▸ STATED EXERCISE
Return the records that follow unaltered. Omit every picture.

▸ INPUT RECORDS
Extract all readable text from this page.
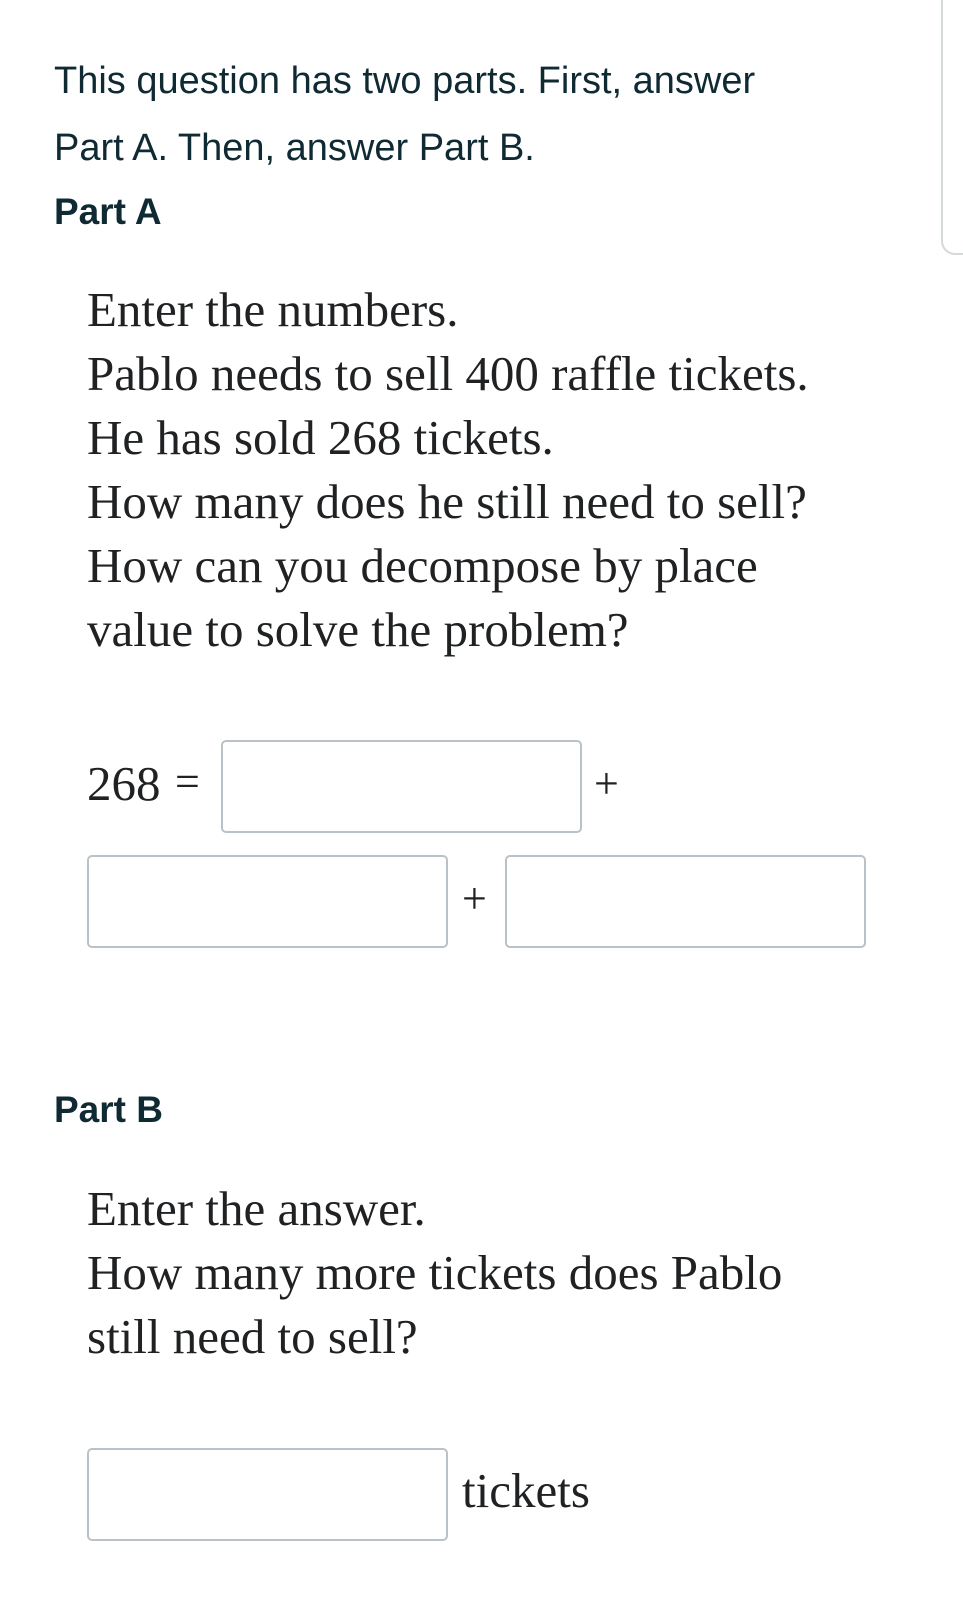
This question has two parts. First, answer
Part A. Then, answer Part B.
Part A

Enter the numbers.

Pablo needs to sell 400 raffle tickets.

He has sold 268 tickets.

How many does he still need to sell?

How can you decompose by place

value to solve the problem?

268 =	+
+
Part B

Enter the answer.

How many more tickets does Pablo

still need to sell?

tickets
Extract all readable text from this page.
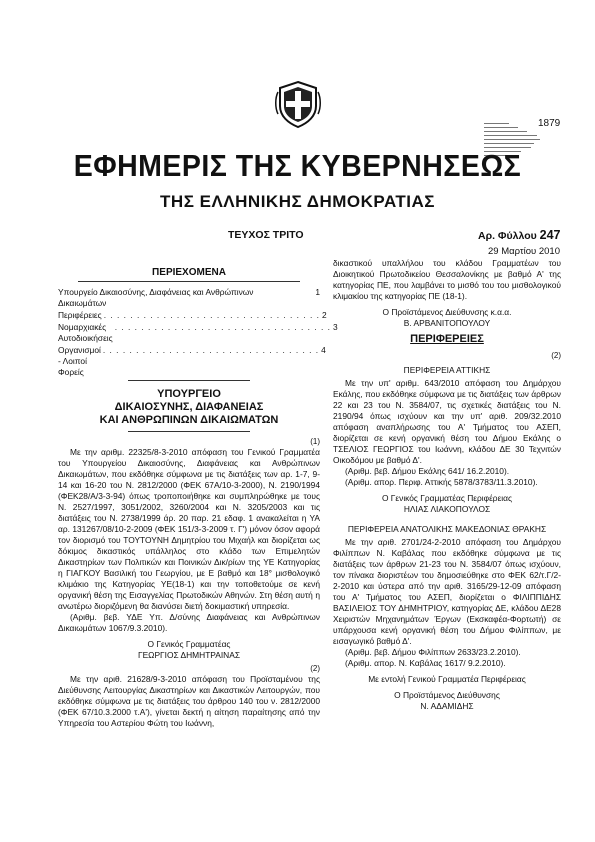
1879
ΕΦΗΜΕΡΙΣ ΤΗΣ ΚΥΒΕΡΝΗΣΕΩΣ
ΤΗΣ ΕΛΛΗΝΙΚΗΣ ΔΗΜΟΚΡΑΤΙΑΣ
ΤΕΥΧΟΣ ΤΡΙΤΟ	Αρ. Φύλλου 247
29 Μαρτίου 2010
ΠΕΡΙΕΧΟΜΕΝΑ
Υπουργείο Δικαιοσύνης, Διαφάνειας και Ανθρώπινων Δικαιωμάτων
1
Περιφέρειες . . . . . . . . . . . . . . . . . . . . . . . . . . . . . . . . . 2
Νομαρχιακές Αυτοδιοικήσεις
. . . . . . . . . . . . . . . . . . . . . . . . . . . . . . . . . 3
Οργανισμοί - Λοιποί Φορείς
. . . . . . . . . . . . . . . . . . . . . . . . . . . . . . . . . 4
ΥΠΟΥΡΓΕΙΟ
ΔΙΚΑΙΟΣΥΝΗΣ, ΔΙΑΦΑΝΕΙΑΣ
ΚΑΙ ΑΝΘΡΩΠΙΝΩΝ ΔΙΚΑΙΩΜΑΤΩΝ
(1)

Με την αριθμ. 22325/8-3-2010 απόφαση του Γενικού Γραμματέα του Υπουργείου Δικαιοσύνης, Διαφάνειας και Ανθρώπινων Δικαιωμάτων, που εκδόθηκε σύμφωνα με τις διατάξεις των αρ. 1-7, 9-14 και 16-20 του Ν. 2812/2000 (ΦΕΚ 67Α/10-3-2000), Ν. 2190/1994 (ΦΕΚ28/Α/3-3-94) όπως τροποποιήθηκε και συμπληρώθηκε με τους Ν. 2527/1997, 3051/2002, 3260/2004 και Ν. 3205/2003 και τις διατάξεις του Ν. 2738/1999 άρ. 20 παρ. 21 εδαφ. 1 ανακαλείται η ΥΑ αρ. 131267/08/10-2-2009 (ΦΕΚ 151/3-3-2009 τ. Γ') μόνον όσον αφορά τον διορισμό του ΤΟΥΤΟΥΝΗ Δημητρίου του Μιχαήλ και διορίζεται ως δόκιμος δικαστικός υπάλληλος στο κλάδο των Επιμελητών Δικαστηρίων των Πολιτικών και Ποινικών Δικ/ρίων της ΥΕ Κατηγορίας η ΓΙΑΓΚΟΥ Βασιλική του Γεωργίου, με Ε βαθμό και 18° μισθολογικό κλιμάκιο της Κατηγορίας ΥΕ(18-1) και την τοποθετούμε σε κενή οργανική θέση της Εισαγγελίας Πρωτοδικών Αθηνών. Στη θέση αυτή η ανωτέρω διοριζόμενη θα διανύσει διετή δοκιμαστική υπηρεσία.

(Αριθμ. βεβ. ΥΔΕ Υπ. Δ/σύνης Διαφάνειας και Ανθρώπινων Δικαιωμάτων 1067/9.3.2010).

Ο Γενικός Γραμματέας

ΓΕΩΡΓΙΟΣ ΔΗΜΗΤΡΑΙΝΑΣ

(2)

Με την αριθ. 21628/9-3-2010 απόφαση του Προϊσταμένου της Διεύθυνσης Λειτουργίας Δικαστηρίων και Δικαστικών Λειτουργών, που εκδόθηκε σύμφωνα με τις διατάξεις του άρθρου 140 του ν. 2812/2000 (ΦΕΚ 67/10.3.2000 τ.Α'), γίνεται δεκτή η αίτηση παραίτησης από την Υπηρεσία του Αστερίου Φώτη του Ιωάννη,

δικαστικού υπαλλήλου του κλάδου Γραμματέων του Διοικητικού Πρωτοδικείου Θεσσαλονίκης με βαθμό Α' της κατηγορίας ΠΕ, που λαμβάνει το μισθό του του μισθολογικού κλιμακίου της κατηγορίας ΠΕ (18-1).

Ο Προϊστάμενος Διεύθυνσης κ.α.α.

Β. ΑΡΒΑΝΙΤΟΠΟΥΛΟΥ

ΠΕΡΙΦΕΡΕΙΕΣ
(2)
ΠΕΡΙΦΕΡΕΙΑ ΑΤΤΙΚΗΣ

Με την υπ' αριθμ. 643/2010 απόφαση του Δημάρχου Εκάλης, που εκδόθηκε σύμφωνα με τις διατάξεις των άρθρων 22 και 23 του Ν. 3584/07, τις σχετικές διατάξεις του Ν. 2190/94 όπως ισχύουν και την υπ' αριθ. 209/32.2010 απόφαση αναπλήρωσης του Α' Τμήματος του ΑΣΕΠ, διορίζεται σε κενή οργανική θέση του Δήμου Εκάλης ο ΤΣΕΛΙΟΣ ΓΕΩΡΓΙΟΣ του Ιωάννη, κλάδου ΔΕ 30 Τεχνιτών Οικοδόμου με βαθμό Δ'.

(Αριθμ. βεβ. Δήμου Εκάλης 641/ 16.2.2010).

(Αριθμ. απορ. Περιφ. Αττικής 5878/3783/11.3.2010).

Ο Γενικός Γραμματέας Περιφέρειας

ΗΛΙΑΣ ΛΙΑΚΟΠΟΥΛΟΣ

ΠΕΡΙΦΕΡΕΙΑ ΑΝΑΤΟΛΙΚΗΣ ΜΑΚΕΔΟΝΙΑΣ ΘΡΑΚΗΣ

Με την αριθ. 2701/24-2-2010 απόφαση του Δημάρχου Φιλίππων Ν. Καβάλας που εκδόθηκε σύμφωνα με τις διατάξεις των άρθρων 21-23 του Ν. 3584/07 όπως ισχύουν, τον πίνακα διοριστέων του δημοσιεύθηκε στο ΦΕΚ 62/τ.Γ/2-2-2010 και ύστερα από την αριθ. 3165/29-12-09 απόφαση του Α' Τμήματος του ΑΣΕΠ, διορίζεται ο ΦΙΛΙΠΠΙΔΗΣ ΒΑΣΙΛΕΙΟΣ ΤΟΥ ΔΗΜΗΤΡΙΟΥ, κατηγορίας ΔΕ, κλάδου ΔΕ28 Χειριστών Μηχανημάτων Έργων (Εκσκαφέα-Φορτωτή) σε υπάρχουσα κενή οργανική θέση του Δήμου Φιλίππων, με εισαγωγικό βαθμό Δ'.

(Αριθμ. βεβ. Δήμου Φιλίππων 2633/23.2.2010).

(Αριθμ. απορ. Ν. Καβάλας 1617/ 9.2.2010).

Με εντολή Γενικού Γραμματέα Περιφέρειας

Ο Προϊστάμενος Διεύθυνσης

Ν. ΑΔΑΜΙΔΗΣ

▸ THE ANSWER
Extract all readable text from this page.
This question has two parts. First, answer
Part A. Then, answer Part B.
Part A

Enter the numbers.

Pablo needs to sell 400 raffle tickets.

He has sold 268 tickets.

How many does he still need to sell?

How can you decompose by place

value to solve the problem?

268 =	+
+
Part B

Enter the answer.

How many more tickets does Pablo

still need to sell?

tickets
Extract all readable text from this page.
1879
ΕΦΗΜΕΡΙΣ ΤΗΣ ΚΥΒΕΡΝΗΣΕΩΣ
ΤΗΣ ΕΛΛΗΝΙΚΗΣ ΔΗΜΟΚΡΑΤΙΑΣ
ΤΕΥΧΟΣ ΤΡΙΤΟ	Αρ. Φύλλου 247
29 Μαρτίου 2010
ΠΕΡΙΕΧΟΜΕΝΑ
Υπουργείο Δικαιοσύνης, Διαφάνειας και Ανθρώπινων Δικαιωμάτων
1
Περιφέρειες . . . . . . . . . . . . . . . . . . . . . . . . . . . . . . . . . 2
Νομαρχιακές Αυτοδιοικήσεις
. . . . . . . . . . . . . . . . . . . . . . . . . . . . . . . . . 3
Οργανισμοί - Λοιποί Φορείς
. . . . . . . . . . . . . . . . . . . . . . . . . . . . . . . . . 4
ΥΠΟΥΡΓΕΙΟ
ΔΙΚΑΙΟΣΥΝΗΣ, ΔΙΑΦΑΝΕΙΑΣ
ΚΑΙ ΑΝΘΡΩΠΙΝΩΝ ΔΙΚΑΙΩΜΑΤΩΝ
(1)

Με την αριθμ. 22325/8-3-2010 απόφαση του Γενικού Γραμματέα του Υπουργείου Δικαιοσύνης, Διαφάνειας και Ανθρώπινων Δικαιωμάτων, που εκδόθηκε σύμφωνα με τις διατάξεις των αρ. 1-7, 9-14 και 16-20 του Ν. 2812/2000 (ΦΕΚ 67Α/10-3-2000), Ν. 2190/1994 (ΦΕΚ28/Α/3-3-94) όπως τροποποιήθηκε και συμπληρώθηκε με τους Ν. 2527/1997, 3051/2002, 3260/2004 και Ν. 3205/2003 και τις διατάξεις του Ν. 2738/1999 άρ. 20 παρ. 21 εδαφ. 1 ανακαλείται η ΥΑ αρ. 131267/08/10-2-2009 (ΦΕΚ 151/3-3-2009 τ. Γ') μόνον όσον αφορά τον διορισμό του ΤΟΥΤΟΥΝΗ Δημητρίου του Μιχαήλ και διορίζεται ως δόκιμος δικαστικός υπάλληλος στο κλάδο των Επιμελητών Δικαστηρίων των Πολιτικών και Ποινικών Δικ/ρίων της ΥΕ Κατηγορίας η ΓΙΑΓΚΟΥ Βασιλική του Γεωργίου, με Ε βαθμό και 18° μισθολογικό κλιμάκιο της Κατηγορίας ΥΕ(18-1) και την τοποθετούμε σε κενή οργανική θέση της Εισαγγελίας Πρωτοδικών Αθηνών. Στη θέση αυτή η ανωτέρω διοριζόμενη θα διανύσει διετή δοκιμαστική υπηρεσία.

(Αριθμ. βεβ. ΥΔΕ Υπ. Δ/σύνης Διαφάνειας και Ανθρώπινων Δικαιωμάτων 1067/9.3.2010).

Ο Γενικός Γραμματέας

ΓΕΩΡΓΙΟΣ ΔΗΜΗΤΡΑΙΝΑΣ

(2)

Με την αριθ. 21628/9-3-2010 απόφαση του Προϊσταμένου της Διεύθυνσης Λειτουργίας Δικαστηρίων και Δικαστικών Λειτουργών, που εκδόθηκε σύμφωνα με τις διατάξεις του άρθρου 140 του ν. 2812/2000 (ΦΕΚ 67/10.3.2000 τ.Α'), γίνεται δεκτή η αίτηση παραίτησης από την Υπηρεσία του Αστερίου Φώτη του Ιωάννη,

δικαστικού υπαλλήλου του κλάδου Γραμματέων του Διοικητικού Πρωτοδικείου Θεσσαλονίκης με βαθμό Α' της κατηγορίας ΠΕ, που λαμβάνει το μισθό του του μισθολογικού κλιμακίου της κατηγορίας ΠΕ (18-1).

Ο Προϊστάμενος Διεύθυνσης κ.α.α.

Β. ΑΡΒΑΝΙΤΟΠΟΥΛΟΥ

ΠΕΡΙΦΕΡΕΙΕΣ
(2)
ΠΕΡΙΦΕΡΕΙΑ ΑΤΤΙΚΗΣ

Με την υπ' αριθμ. 643/2010 απόφαση του Δημάρχου Εκάλης, που εκδόθηκε σύμφωνα με τις διατάξεις των άρθρων 22 και 23 του Ν. 3584/07, τις σχετικές διατάξεις του Ν. 2190/94 όπως ισχύουν και την υπ' αριθ. 209/32.2010 απόφαση αναπλήρωσης του Α' Τμήματος του ΑΣΕΠ, διορίζεται σε κενή οργανική θέση του Δήμου Εκάλης ο ΤΣΕΛΙΟΣ ΓΕΩΡΓΙΟΣ του Ιωάννη, κλάδου ΔΕ 30 Τεχνιτών Οικοδόμου με βαθμό Δ'.

(Αριθμ. βεβ. Δήμου Εκάλης 641/ 16.2.2010).

(Αριθμ. απορ. Περιφ. Αττικής 5878/3783/11.3.2010).

Ο Γενικός Γραμματέας Περιφέρειας

ΗΛΙΑΣ ΛΙΑΚΟΠΟΥΛΟΣ

ΠΕΡΙΦΕΡΕΙΑ ΑΝΑΤΟΛΙΚΗΣ ΜΑΚΕΔΟΝΙΑΣ ΘΡΑΚΗΣ

Με την αριθ. 2701/24-2-2010 απόφαση του Δημάρχου Φιλίππων Ν. Καβάλας που εκδόθηκε σύμφωνα με τις διατάξεις των άρθρων 21-23 του Ν. 3584/07 όπως ισχύουν, τον πίνακα διοριστέων του δημοσιεύθηκε στο ΦΕΚ 62/τ.Γ/2-2-2010 και ύστερα από την αριθ. 3165/29-12-09 απόφαση του Α' Τμήματος του ΑΣΕΠ, διορίζεται ο ΦΙΛΙΠΠΙΔΗΣ ΒΑΣΙΛΕΙΟΣ ΤΟΥ ΔΗΜΗΤΡΙΟΥ, κατηγορίας ΔΕ, κλάδου ΔΕ28 Χειριστών Μηχανημάτων Έργων (Εκσκαφέα-Φορτωτή) σε υπάρχουσα κενή οργανική θέση του Δήμου Φιλίππων, με εισαγωγικό βαθμό Δ'.

(Αριθμ. βεβ. Δήμου Φιλίππων 2633/23.2.2010).

(Αριθμ. απορ. Ν. Καβάλας 1617/ 9.2.2010).

Με εντολή Γενικού Γραμματέα Περιφέρειας

Ο Προϊστάμενος Διεύθυνσης

Ν. ΑΔΑΜΙΔΗΣ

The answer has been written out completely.